[Figure contents as structured data]

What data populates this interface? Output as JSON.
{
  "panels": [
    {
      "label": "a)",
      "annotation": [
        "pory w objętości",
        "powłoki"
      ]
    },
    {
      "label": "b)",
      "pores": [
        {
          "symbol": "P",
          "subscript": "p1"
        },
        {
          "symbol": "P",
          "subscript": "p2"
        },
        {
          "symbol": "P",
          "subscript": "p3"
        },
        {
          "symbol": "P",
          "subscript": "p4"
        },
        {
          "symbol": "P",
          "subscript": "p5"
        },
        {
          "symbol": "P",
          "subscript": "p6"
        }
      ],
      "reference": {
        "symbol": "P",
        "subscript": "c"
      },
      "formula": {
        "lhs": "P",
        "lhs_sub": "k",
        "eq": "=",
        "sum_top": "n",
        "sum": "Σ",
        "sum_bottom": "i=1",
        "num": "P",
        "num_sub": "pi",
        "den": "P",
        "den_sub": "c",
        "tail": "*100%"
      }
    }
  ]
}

**Work to be completed:**
Copy down the material exactly as written.

**Final result:**
What data populates this interface? Output as JSON.
{
  "panels": [
    {
      "label": "a)",
      "annotation": [
        "pory w objętości",
        "powłoki"
      ]
    },
    {
      "label": "b)",
      "pores": [
        {
          "symbol": "P",
          "subscript": "p1"
        },
        {
          "symbol": "P",
          "subscript": "p2"
        },
        {
          "symbol": "P",
          "subscript": "p3"
        },
        {
          "symbol": "P",
          "subscript": "p4"
        },
        {
          "symbol": "P",
          "subscript": "p5"
        },
        {
          "symbol": "P",
          "subscript": "p6"
        }
      ],
      "reference": {
        "symbol": "P",
        "subscript": "c"
      },
      "formula": {
        "lhs": "P",
        "lhs_sub": "k",
        "eq": "=",
        "sum_top": "n",
        "sum": "Σ",
        "sum_bottom": "i=1",
        "num": "P",
        "num_sub": "pi",
        "den": "P",
        "den_sub": "c",
        "tail": "*100%"
      }
    }
  ]
}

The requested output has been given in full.